→ Aim of the task: Reproduce each line exactly, including spacing and punctuation.

____ Entries provided

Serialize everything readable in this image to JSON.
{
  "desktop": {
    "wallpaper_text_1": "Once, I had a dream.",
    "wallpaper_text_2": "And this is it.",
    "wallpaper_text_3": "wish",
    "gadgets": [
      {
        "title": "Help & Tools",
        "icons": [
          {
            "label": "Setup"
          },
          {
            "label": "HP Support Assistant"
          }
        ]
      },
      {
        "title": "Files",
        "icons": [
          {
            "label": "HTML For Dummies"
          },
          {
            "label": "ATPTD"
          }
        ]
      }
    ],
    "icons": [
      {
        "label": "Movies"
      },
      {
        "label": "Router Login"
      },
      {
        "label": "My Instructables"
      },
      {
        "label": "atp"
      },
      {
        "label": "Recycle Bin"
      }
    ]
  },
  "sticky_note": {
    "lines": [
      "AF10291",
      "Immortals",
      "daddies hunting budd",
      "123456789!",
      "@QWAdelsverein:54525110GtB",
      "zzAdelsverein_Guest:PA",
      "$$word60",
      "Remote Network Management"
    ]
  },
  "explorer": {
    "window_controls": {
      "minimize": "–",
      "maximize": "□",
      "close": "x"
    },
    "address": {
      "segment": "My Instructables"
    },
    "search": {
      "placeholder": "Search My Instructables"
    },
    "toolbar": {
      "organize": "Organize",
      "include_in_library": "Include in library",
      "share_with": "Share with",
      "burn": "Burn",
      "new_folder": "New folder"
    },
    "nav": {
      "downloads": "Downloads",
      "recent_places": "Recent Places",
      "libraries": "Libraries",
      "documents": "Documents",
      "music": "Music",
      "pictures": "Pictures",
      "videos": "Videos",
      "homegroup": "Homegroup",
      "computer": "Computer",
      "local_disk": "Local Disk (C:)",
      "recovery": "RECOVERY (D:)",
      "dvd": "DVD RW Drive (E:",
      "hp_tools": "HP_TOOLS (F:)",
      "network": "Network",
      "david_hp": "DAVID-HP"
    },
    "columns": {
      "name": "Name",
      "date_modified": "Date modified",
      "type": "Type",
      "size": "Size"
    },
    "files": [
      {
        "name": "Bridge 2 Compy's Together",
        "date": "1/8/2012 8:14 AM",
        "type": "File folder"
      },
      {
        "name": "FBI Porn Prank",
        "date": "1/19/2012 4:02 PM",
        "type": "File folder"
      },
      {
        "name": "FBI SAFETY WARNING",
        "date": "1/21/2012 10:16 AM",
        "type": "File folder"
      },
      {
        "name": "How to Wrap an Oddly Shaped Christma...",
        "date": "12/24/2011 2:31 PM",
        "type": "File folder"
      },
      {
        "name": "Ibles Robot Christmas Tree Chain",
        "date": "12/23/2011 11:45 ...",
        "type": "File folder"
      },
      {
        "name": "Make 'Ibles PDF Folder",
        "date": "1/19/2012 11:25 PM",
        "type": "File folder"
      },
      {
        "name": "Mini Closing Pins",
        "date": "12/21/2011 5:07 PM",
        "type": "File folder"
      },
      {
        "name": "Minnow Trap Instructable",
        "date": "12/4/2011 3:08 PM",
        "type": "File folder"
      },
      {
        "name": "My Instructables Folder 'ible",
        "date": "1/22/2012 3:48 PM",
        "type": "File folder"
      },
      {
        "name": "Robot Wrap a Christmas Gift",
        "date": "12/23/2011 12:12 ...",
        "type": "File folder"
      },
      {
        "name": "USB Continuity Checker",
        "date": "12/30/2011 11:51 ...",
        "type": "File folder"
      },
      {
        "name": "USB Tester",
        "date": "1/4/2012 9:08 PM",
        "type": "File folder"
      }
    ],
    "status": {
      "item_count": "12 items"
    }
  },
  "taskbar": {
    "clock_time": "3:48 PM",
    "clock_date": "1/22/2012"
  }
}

________

→ Solution:
Serialize everything readable in this image to JSON.
{
  "desktop": {
    "wallpaper_text_1": "Once, I had a dream.",
    "wallpaper_text_2": "And this is it.",
    "wallpaper_text_3": "wish",
    "gadgets": [
      {
        "title": "Help & Tools",
        "icons": [
          {
            "label": "Setup"
          },
          {
            "label": "HP Support Assistant"
          }
        ]
      },
      {
        "title": "Files",
        "icons": [
          {
            "label": "HTML For Dummies"
          },
          {
            "label": "ATPTD"
          }
        ]
      }
    ],
    "icons": [
      {
        "label": "Movies"
      },
      {
        "label": "Router Login"
      },
      {
        "label": "My Instructables"
      },
      {
        "label": "atp"
      },
      {
        "label": "Recycle Bin"
      }
    ]
  },
  "sticky_note": {
    "lines": [
      "AF10291",
      "Immortals",
      "daddies hunting budd",
      "123456789!",
      "@QWAdelsverein:54525110GtB",
      "zzAdelsverein_Guest:PA",
      "$$word60",
      "Remote Network Management"
    ]
  },
  "explorer": {
    "window_controls": {
      "minimize": "–",
      "maximize": "□",
      "close": "x"
    },
    "address": {
      "segment": "My Instructables"
    },
    "search": {
      "placeholder": "Search My Instructables"
    },
    "toolbar": {
      "organize": "Organize",
      "include_in_library": "Include in library",
      "share_with": "Share with",
      "burn": "Burn",
      "new_folder": "New folder"
    },
    "nav": {
      "downloads": "Downloads",
      "recent_places": "Recent Places",
      "libraries": "Libraries",
      "documents": "Documents",
      "music": "Music",
      "pictures": "Pictures",
      "videos": "Videos",
      "homegroup": "Homegroup",
      "computer": "Computer",
      "local_disk": "Local Disk (C:)",
      "recovery": "RECOVERY (D:)",
      "dvd": "DVD RW Drive (E:",
      "hp_tools": "HP_TOOLS (F:)",
      "network": "Network",
      "david_hp": "DAVID-HP"
    },
    "columns": {
      "name": "Name",
      "date_modified": "Date modified",
      "type": "Type",
      "size": "Size"
    },
    "files": [
      {
        "name": "Bridge 2 Compy's Together",
        "date": "1/8/2012 8:14 AM",
        "type": "File folder"
      },
      {
        "name": "FBI Porn Prank",
        "date": "1/19/2012 4:02 PM",
        "type": "File folder"
      },
      {
        "name": "FBI SAFETY WARNING",
        "date": "1/21/2012 10:16 AM",
        "type": "File folder"
      },
      {
        "name": "How to Wrap an Oddly Shaped Christma...",
        "date": "12/24/2011 2:31 PM",
        "type": "File folder"
      },
      {
        "name": "Ibles Robot Christmas Tree Chain",
        "date": "12/23/2011 11:45 ...",
        "type": "File folder"
      },
      {
        "name": "Make 'Ibles PDF Folder",
        "date": "1/19/2012 11:25 PM",
        "type": "File folder"
      },
      {
        "name": "Mini Closing Pins",
        "date": "12/21/2011 5:07 PM",
        "type": "File folder"
      },
      {
        "name": "Minnow Trap Instructable",
        "date": "12/4/2011 3:08 PM",
        "type": "File folder"
      },
      {
        "name": "My Instructables Folder 'ible",
        "date": "1/22/2012 3:48 PM",
        "type": "File folder"
      },
      {
        "name": "Robot Wrap a Christmas Gift",
        "date": "12/23/2011 12:12 ...",
        "type": "File folder"
      },
      {
        "name": "USB Continuity Checker",
        "date": "12/30/2011 11:51 ...",
        "type": "File folder"
      },
      {
        "name": "USB Tester",
        "date": "1/4/2012 9:08 PM",
        "type": "File folder"
      }
    ],
    "status": {
      "item_count": "12 items"
    }
  },
  "taskbar": {
    "clock_time": "3:48 PM",
    "clock_date": "1/22/2012"
  }
}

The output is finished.